**Challenge:** Below are the records. List every line holding the word "candlestick".

**Data:**
============================================================
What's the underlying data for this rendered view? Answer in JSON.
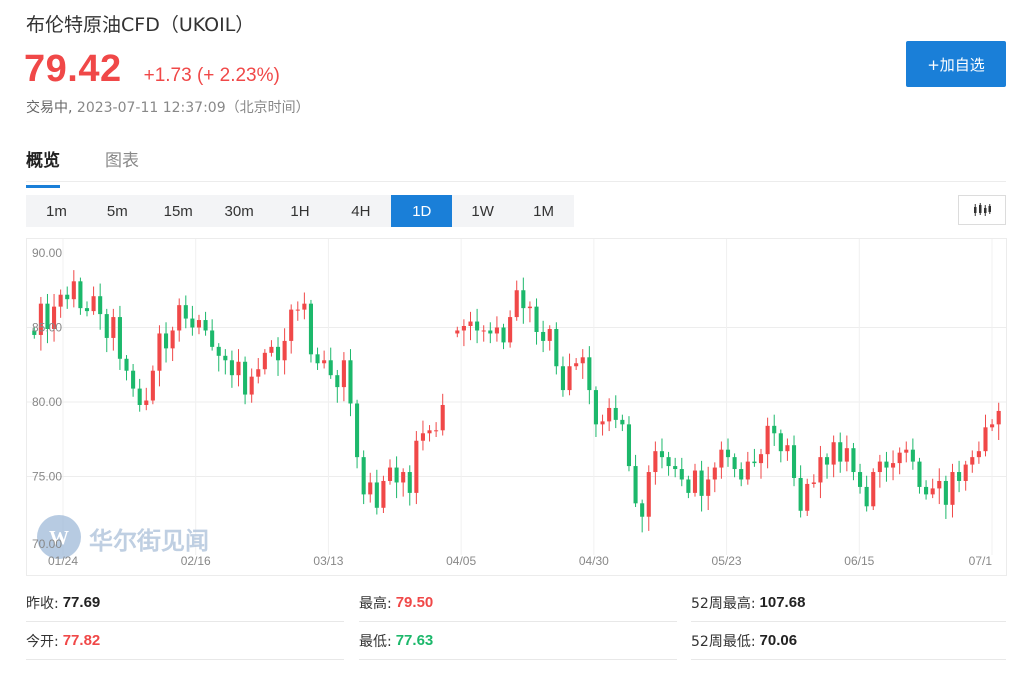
{
  "header": {
    "title": "布伦特原油CFD（UKOIL）",
    "price": "79.42",
    "change": "+1.73 (+ 2.23%)",
    "status": "交易中,",
    "timestamp": "2023-07-11 12:37:09（北京时间）",
    "add_label": "+加自选"
  },
  "tabs": [
    {
      "label": "概览",
      "active": true
    },
    {
      "label": "图表",
      "active": false
    }
  ],
  "ranges": [
    "1m",
    "5m",
    "15m",
    "30m",
    "1H",
    "4H",
    "1D",
    "1W",
    "1M"
  ],
  "active_range": "1D",
  "chart_type_icon": "candlestick-icon",
  "watermark": "华尔街见闻",
  "colors": {
    "up": "#f04848",
    "down": "#1cb86b",
    "accent": "#1a7fd8"
  },
  "stats": {
    "prev_close_label": "昨收:",
    "prev_close": "77.69",
    "high_label": "最高:",
    "high": "79.50",
    "w52_high_label": "52周最高:",
    "w52_high": "107.68",
    "open_label": "今开:",
    "open": "77.82",
    "low_label": "最低:",
    "low": "77.63",
    "w52_low_label": "52周最低:",
    "w52_low": "70.06"
  },
  "chart_data": {
    "type": "candlestick",
    "title": "",
    "xlabel": "",
    "ylabel": "",
    "ylim": [
      70,
      90
    ],
    "yticks": [
      "90.00",
      "85.00",
      "80.00",
      "75.00",
      "70.00"
    ],
    "xticks": [
      "01/24",
      "02/16",
      "03/13",
      "04/05",
      "04/30",
      "05/23",
      "06/15",
      "07/1"
    ],
    "grid": true,
    "segments": [
      {
        "close": [
          84.5,
          86.6,
          84.9,
          86.4,
          87.2,
          86.9,
          88.1,
          86.3,
          86.1,
          87.1,
          85.9,
          84.3,
          85.7,
          82.9,
          82.1,
          80.9,
          79.8,
          80.1,
          82.1,
          84.6,
          83.6,
          84.8,
          86.5,
          85.6,
          85.0,
          85.5,
          84.8,
          83.7,
          83.1,
          82.8,
          81.8,
          82.7,
          80.5,
          81.7,
          82.2,
          83.3,
          83.7,
          82.8,
          84.1,
          86.2,
          86.2,
          86.6,
          83.2,
          82.6,
          82.8,
          81.8,
          81.0,
          82.8,
          79.9,
          76.3,
          73.8,
          74.6,
          72.9,
          74.7,
          75.6,
          74.6,
          75.3,
          73.9,
          77.4,
          77.9,
          78.1,
          78.1,
          79.8
        ]
      },
      {
        "close": [
          84.8,
          85.1,
          85.4,
          84.8,
          84.8,
          84.6,
          85.0,
          84.0,
          85.7,
          87.5,
          86.3,
          86.4,
          84.7,
          84.1,
          84.9,
          82.4,
          80.8,
          82.4,
          82.6,
          83.0,
          80.8,
          78.5,
          78.7,
          79.6,
          78.8,
          78.5,
          75.7,
          73.2,
          72.3,
          75.3,
          76.7,
          76.3,
          75.7,
          75.5,
          74.8,
          73.9,
          75.4,
          73.7,
          74.8,
          75.6,
          76.8,
          76.3,
          75.5,
          74.8,
          76.0,
          75.9,
          76.5,
          78.4,
          77.9,
          76.7,
          77.1,
          74.9,
          72.7,
          74.5,
          74.6,
          76.3,
          75.8,
          77.3,
          76.0,
          76.9,
          75.3,
          74.3,
          73.0,
          75.3,
          76.0,
          75.6,
          75.9,
          76.6,
          76.8,
          76.0,
          74.3,
          73.8,
          74.2,
          74.7,
          73.1,
          75.3,
          74.7,
          75.8,
          76.3,
          76.7,
          78.3,
          78.5,
          79.4
        ]
      }
    ]
  }
}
============================================================
**Solved problem:**
  "chart_type_icon": "candlestick-icon",
    "type": "candlestick",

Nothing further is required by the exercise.